[Dataset records]
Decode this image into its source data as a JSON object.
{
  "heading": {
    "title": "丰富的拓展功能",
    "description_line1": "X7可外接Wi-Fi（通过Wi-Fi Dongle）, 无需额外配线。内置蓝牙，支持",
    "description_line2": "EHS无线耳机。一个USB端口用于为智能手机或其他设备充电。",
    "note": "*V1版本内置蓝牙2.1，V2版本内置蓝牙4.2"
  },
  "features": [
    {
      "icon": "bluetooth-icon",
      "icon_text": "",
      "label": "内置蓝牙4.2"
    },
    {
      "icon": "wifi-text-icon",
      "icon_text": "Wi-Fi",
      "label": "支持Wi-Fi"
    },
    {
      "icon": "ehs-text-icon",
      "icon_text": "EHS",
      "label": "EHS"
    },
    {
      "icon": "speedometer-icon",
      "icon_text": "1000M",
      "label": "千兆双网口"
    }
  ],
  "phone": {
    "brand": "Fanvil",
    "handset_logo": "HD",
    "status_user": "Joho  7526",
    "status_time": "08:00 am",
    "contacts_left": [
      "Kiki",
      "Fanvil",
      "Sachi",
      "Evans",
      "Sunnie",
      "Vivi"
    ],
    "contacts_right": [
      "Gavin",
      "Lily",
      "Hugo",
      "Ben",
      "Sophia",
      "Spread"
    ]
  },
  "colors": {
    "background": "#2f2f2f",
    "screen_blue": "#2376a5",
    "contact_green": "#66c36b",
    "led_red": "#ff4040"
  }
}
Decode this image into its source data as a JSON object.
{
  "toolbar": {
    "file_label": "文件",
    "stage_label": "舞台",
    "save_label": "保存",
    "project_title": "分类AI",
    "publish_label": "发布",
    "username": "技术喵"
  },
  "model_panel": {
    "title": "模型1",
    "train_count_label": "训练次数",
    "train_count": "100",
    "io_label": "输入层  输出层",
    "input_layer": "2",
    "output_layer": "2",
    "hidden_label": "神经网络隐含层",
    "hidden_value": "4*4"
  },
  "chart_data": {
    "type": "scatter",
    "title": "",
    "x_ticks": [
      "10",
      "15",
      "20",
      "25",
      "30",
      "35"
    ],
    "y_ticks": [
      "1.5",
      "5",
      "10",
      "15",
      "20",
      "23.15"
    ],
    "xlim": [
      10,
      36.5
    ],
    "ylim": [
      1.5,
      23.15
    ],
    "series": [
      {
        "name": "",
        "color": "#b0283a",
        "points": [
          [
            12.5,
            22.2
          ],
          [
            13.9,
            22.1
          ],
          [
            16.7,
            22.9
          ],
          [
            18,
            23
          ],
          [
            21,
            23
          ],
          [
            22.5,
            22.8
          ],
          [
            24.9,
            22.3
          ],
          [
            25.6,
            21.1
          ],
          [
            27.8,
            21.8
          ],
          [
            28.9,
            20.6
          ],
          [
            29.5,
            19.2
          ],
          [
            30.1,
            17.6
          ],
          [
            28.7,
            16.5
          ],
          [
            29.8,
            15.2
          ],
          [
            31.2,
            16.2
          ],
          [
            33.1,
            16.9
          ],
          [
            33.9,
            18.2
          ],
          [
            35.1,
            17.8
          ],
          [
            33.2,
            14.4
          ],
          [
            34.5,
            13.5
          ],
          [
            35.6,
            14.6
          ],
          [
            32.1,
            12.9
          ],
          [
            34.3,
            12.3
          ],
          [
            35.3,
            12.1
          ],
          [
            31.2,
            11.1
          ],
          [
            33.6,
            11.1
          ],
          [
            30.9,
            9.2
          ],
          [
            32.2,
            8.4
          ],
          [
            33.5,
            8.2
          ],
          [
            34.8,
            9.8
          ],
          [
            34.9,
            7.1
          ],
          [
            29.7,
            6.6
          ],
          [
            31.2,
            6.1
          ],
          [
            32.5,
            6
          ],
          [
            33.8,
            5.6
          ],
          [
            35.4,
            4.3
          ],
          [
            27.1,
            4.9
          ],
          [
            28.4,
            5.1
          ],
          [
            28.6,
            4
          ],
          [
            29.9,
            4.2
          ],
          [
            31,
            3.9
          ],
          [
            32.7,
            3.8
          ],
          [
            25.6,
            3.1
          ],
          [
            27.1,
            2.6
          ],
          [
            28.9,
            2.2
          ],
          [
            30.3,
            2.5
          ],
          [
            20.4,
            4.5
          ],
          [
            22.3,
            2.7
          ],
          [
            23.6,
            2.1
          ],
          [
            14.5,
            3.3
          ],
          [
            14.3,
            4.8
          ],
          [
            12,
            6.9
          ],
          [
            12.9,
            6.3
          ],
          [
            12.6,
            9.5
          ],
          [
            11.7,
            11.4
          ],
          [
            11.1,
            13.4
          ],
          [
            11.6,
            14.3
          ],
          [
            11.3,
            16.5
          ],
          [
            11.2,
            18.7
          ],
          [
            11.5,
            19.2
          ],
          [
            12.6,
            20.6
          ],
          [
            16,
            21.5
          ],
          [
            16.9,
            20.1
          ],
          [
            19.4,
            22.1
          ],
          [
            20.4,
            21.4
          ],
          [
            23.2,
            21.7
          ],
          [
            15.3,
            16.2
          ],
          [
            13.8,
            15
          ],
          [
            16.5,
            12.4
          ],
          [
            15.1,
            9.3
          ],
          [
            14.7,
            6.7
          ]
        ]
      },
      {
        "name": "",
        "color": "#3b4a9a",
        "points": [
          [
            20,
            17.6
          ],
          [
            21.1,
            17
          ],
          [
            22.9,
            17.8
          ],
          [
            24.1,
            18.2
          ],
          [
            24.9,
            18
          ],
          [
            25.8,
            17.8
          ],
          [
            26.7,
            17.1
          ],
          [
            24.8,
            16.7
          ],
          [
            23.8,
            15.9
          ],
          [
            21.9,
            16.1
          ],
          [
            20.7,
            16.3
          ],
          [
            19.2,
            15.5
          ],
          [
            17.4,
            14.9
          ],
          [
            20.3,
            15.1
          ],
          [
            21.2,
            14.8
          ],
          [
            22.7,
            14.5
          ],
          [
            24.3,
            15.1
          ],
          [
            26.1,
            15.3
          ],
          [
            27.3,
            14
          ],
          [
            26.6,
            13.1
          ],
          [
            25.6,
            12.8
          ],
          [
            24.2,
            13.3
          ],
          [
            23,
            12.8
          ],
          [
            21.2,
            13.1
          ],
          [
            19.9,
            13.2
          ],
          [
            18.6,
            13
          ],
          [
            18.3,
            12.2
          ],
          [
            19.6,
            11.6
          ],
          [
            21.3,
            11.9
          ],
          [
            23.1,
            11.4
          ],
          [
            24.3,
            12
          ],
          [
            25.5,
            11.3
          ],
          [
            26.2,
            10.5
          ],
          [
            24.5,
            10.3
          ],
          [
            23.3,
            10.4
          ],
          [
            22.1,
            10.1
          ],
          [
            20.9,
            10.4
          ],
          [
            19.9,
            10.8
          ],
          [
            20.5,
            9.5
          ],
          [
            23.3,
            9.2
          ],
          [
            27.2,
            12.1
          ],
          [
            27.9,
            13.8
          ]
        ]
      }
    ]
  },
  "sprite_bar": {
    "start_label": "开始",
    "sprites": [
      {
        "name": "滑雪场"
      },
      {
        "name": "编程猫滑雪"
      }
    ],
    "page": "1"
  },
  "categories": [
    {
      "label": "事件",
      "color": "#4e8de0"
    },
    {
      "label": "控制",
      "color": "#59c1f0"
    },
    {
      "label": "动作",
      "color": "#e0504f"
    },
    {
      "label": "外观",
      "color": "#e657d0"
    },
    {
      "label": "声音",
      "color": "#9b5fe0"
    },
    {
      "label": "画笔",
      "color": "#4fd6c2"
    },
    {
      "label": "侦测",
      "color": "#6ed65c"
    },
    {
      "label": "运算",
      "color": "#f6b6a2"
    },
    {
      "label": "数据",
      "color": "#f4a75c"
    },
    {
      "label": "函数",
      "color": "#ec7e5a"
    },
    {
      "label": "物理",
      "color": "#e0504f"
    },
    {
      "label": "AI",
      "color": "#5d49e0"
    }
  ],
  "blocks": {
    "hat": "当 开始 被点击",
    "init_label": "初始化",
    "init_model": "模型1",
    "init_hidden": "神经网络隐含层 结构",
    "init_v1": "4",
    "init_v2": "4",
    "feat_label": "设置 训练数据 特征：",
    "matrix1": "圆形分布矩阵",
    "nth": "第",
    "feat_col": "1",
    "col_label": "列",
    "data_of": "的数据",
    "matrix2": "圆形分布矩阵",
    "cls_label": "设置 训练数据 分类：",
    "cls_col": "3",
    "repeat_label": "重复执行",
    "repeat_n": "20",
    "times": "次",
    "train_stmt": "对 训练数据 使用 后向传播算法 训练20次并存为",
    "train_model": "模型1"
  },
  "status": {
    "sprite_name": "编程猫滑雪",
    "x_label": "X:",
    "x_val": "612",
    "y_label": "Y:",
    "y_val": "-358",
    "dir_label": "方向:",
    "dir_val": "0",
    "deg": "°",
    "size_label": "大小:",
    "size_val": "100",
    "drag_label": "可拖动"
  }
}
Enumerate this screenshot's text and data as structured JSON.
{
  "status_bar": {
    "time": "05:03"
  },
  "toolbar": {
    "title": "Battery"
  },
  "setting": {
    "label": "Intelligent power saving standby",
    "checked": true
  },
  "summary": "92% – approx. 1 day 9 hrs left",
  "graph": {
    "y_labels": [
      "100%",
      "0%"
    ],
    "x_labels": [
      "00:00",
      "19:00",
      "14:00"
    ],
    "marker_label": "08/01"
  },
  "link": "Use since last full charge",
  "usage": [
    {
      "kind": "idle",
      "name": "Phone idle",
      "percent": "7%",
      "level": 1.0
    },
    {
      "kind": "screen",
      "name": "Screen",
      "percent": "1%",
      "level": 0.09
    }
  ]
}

**WHAT YOU WILL DO**:
Search the entries for the word "神经网络隐含层" and copy every line that has it.

**FINISHED TASK**:
    "hidden_label": "神经网络隐含层",
    "init_hidden": "神经网络隐含层 结构",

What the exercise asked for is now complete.